PROMPT »
In the material below, the lines containing the word "รองนายกเทศมนตร" are required; copy each of them.
***** TASK MATERIAL
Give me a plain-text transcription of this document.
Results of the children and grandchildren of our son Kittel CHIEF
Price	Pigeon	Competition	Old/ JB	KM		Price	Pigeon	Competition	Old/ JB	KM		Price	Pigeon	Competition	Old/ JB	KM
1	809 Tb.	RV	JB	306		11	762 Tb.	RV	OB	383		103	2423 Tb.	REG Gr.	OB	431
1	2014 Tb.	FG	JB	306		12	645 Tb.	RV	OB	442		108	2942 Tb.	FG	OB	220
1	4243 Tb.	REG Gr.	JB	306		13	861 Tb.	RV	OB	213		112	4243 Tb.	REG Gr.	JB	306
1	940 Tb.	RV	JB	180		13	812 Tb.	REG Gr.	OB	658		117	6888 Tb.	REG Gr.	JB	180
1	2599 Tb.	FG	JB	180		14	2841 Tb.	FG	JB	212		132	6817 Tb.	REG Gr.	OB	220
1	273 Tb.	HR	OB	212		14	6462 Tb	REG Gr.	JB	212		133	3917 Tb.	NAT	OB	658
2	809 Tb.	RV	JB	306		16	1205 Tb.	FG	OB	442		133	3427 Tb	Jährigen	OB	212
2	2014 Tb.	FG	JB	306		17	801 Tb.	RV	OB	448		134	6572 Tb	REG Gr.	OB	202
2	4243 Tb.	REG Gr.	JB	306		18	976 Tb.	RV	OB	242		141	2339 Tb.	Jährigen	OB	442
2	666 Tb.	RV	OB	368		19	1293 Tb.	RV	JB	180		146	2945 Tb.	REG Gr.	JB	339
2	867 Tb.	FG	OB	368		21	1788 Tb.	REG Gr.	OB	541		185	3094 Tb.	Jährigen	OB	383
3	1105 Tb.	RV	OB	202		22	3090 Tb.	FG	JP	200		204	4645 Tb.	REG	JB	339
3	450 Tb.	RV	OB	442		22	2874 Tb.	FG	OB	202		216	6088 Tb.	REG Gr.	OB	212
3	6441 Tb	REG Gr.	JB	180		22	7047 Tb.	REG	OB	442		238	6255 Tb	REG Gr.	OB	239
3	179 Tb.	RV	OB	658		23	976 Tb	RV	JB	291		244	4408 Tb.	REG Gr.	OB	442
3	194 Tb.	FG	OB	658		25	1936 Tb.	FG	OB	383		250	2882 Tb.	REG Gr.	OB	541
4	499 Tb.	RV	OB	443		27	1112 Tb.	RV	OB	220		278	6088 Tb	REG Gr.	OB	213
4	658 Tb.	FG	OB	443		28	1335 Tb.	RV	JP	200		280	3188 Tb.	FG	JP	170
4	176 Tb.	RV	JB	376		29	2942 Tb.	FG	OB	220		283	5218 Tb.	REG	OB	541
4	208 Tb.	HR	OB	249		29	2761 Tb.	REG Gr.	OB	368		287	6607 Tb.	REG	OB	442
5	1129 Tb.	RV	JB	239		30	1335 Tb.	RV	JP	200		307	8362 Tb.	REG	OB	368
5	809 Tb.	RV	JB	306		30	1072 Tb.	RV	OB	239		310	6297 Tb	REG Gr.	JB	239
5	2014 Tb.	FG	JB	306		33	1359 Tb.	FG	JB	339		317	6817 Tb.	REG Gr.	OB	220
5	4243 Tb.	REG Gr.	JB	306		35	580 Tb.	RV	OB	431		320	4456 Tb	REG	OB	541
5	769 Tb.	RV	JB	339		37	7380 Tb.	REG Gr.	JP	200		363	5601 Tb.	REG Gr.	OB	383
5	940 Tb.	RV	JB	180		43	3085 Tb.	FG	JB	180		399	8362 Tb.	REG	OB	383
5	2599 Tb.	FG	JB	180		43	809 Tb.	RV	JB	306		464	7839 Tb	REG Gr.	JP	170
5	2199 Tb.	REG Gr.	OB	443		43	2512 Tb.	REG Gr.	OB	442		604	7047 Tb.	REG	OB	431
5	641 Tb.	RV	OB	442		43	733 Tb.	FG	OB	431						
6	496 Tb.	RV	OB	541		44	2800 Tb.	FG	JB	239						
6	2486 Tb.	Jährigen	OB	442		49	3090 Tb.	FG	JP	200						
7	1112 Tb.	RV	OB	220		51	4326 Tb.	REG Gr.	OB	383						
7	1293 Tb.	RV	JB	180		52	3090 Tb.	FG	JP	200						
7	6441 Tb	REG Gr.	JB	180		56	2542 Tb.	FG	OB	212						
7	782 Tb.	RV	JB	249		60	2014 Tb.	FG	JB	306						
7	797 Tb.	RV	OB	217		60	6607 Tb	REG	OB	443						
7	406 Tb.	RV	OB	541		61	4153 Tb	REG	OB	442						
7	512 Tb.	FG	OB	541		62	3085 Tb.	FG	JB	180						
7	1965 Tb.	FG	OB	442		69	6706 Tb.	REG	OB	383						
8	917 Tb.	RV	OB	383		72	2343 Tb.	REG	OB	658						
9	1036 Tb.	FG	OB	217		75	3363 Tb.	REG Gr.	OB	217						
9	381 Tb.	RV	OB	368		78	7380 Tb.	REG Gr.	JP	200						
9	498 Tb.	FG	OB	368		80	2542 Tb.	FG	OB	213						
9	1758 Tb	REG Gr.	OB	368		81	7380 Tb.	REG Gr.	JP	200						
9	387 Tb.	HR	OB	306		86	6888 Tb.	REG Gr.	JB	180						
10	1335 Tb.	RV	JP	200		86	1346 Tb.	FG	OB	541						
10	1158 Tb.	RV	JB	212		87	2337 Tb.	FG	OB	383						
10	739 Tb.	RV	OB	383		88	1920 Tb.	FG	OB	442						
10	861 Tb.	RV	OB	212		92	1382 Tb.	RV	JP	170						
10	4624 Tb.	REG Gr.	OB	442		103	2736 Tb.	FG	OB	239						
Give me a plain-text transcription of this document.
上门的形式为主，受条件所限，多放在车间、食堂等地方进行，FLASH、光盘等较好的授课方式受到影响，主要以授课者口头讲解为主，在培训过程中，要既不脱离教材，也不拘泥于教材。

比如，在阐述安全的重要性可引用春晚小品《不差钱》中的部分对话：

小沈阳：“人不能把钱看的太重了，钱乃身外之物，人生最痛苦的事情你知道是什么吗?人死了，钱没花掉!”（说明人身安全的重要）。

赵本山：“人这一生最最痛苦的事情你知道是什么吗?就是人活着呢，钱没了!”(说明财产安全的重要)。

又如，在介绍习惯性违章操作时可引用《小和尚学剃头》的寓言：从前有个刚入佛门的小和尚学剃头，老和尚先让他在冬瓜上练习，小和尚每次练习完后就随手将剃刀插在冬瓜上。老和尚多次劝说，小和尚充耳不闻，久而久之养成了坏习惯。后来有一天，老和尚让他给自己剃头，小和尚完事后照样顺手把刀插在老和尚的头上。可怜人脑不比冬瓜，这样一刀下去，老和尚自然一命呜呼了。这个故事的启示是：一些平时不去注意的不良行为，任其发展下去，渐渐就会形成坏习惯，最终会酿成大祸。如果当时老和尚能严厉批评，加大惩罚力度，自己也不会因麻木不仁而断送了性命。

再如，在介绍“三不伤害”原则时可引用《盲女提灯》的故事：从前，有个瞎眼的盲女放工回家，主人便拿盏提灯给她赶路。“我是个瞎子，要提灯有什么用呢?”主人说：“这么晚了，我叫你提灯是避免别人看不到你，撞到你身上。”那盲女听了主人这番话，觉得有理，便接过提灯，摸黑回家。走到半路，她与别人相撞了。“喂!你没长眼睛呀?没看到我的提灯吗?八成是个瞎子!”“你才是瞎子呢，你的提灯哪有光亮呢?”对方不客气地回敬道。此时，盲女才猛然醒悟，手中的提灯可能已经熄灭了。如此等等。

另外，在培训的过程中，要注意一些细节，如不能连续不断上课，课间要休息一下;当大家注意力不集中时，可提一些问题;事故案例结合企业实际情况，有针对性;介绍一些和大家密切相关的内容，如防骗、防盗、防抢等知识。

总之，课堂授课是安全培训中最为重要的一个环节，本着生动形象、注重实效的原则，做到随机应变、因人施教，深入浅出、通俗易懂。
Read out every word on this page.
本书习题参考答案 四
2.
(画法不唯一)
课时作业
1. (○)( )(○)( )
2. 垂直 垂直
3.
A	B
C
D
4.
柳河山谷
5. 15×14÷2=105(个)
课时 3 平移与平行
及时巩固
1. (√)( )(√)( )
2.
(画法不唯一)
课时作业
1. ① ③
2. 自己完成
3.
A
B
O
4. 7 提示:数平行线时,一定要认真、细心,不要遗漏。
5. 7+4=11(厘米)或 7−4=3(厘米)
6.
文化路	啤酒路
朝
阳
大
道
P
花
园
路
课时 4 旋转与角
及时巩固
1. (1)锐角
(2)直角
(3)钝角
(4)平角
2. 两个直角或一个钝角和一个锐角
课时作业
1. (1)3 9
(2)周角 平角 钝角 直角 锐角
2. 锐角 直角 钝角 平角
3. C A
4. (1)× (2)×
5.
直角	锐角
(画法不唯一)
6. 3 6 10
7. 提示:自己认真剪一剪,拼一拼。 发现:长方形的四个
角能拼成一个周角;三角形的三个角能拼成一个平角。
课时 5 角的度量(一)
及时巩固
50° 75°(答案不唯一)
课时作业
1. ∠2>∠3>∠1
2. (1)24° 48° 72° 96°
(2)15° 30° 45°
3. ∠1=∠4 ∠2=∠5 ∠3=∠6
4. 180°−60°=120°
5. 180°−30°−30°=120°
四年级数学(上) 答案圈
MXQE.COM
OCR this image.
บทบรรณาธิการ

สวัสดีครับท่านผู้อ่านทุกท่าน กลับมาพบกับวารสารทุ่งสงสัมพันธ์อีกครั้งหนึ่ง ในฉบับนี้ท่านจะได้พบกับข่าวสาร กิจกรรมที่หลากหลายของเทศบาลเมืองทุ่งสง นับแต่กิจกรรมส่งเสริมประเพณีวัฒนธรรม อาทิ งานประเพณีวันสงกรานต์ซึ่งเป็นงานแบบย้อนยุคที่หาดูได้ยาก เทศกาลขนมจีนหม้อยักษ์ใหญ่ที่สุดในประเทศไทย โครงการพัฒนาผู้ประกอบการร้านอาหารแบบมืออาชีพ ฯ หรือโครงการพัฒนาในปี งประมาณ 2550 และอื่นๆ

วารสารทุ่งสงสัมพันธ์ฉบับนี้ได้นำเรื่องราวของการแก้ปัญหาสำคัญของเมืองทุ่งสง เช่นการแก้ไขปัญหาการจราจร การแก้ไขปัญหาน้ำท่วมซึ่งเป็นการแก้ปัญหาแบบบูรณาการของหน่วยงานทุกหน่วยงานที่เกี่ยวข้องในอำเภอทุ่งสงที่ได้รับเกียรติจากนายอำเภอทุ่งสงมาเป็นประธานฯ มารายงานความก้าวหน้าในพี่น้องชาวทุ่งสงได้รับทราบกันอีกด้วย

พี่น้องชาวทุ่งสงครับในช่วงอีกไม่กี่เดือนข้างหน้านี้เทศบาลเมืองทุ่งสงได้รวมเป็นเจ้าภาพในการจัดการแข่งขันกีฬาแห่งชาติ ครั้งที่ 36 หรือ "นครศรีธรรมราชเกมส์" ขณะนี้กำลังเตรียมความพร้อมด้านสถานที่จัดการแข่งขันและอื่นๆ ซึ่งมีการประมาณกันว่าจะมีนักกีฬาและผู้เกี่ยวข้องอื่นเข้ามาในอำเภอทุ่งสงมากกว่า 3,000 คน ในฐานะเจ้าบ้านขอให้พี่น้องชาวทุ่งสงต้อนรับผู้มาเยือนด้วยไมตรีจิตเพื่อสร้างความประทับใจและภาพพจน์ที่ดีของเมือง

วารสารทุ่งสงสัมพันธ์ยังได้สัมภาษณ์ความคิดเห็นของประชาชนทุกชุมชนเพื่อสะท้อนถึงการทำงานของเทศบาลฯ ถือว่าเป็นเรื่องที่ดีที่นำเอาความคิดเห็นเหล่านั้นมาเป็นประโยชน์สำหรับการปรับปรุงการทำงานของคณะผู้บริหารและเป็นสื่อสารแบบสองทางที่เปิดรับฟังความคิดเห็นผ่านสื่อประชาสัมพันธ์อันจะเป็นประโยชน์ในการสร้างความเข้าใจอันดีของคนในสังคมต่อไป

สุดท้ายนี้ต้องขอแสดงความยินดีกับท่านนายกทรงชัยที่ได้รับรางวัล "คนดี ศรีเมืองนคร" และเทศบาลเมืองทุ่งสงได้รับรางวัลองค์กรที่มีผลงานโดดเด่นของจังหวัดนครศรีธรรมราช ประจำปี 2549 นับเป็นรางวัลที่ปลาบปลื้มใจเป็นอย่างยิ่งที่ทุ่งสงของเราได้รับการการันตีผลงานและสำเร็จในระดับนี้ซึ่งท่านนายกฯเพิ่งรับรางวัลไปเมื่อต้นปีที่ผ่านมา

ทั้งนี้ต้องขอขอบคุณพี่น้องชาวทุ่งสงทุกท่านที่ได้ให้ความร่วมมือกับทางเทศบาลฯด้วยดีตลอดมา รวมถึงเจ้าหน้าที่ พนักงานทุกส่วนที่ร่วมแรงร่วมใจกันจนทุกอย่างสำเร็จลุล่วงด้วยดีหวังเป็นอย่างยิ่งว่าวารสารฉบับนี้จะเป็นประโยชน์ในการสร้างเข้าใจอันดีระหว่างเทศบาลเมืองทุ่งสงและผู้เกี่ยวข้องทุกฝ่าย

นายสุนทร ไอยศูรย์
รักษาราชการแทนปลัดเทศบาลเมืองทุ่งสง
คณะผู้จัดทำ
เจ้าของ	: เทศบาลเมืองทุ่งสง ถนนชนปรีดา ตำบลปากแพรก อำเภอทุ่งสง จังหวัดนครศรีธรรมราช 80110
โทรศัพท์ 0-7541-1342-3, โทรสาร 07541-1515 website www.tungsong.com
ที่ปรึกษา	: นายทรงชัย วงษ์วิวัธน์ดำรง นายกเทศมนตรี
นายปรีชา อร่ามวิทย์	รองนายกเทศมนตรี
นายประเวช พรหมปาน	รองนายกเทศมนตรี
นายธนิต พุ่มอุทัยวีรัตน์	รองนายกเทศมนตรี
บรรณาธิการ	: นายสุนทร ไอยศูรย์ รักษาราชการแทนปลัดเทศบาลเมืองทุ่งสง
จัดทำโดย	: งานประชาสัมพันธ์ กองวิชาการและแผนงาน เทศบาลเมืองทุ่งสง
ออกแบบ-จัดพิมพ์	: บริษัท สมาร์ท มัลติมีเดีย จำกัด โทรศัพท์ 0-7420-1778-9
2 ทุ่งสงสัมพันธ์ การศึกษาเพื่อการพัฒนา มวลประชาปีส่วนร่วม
**********
RESPONSE BELOW »
นายปรีชา อร่ามวิทย์	รองนายกเทศมนตรี
นายประเวช พรหมปาน	รองนายกเทศมนตรี
นายธนิต พุ่มอุทัยวีรัตน์	รองนายกเทศมนตรี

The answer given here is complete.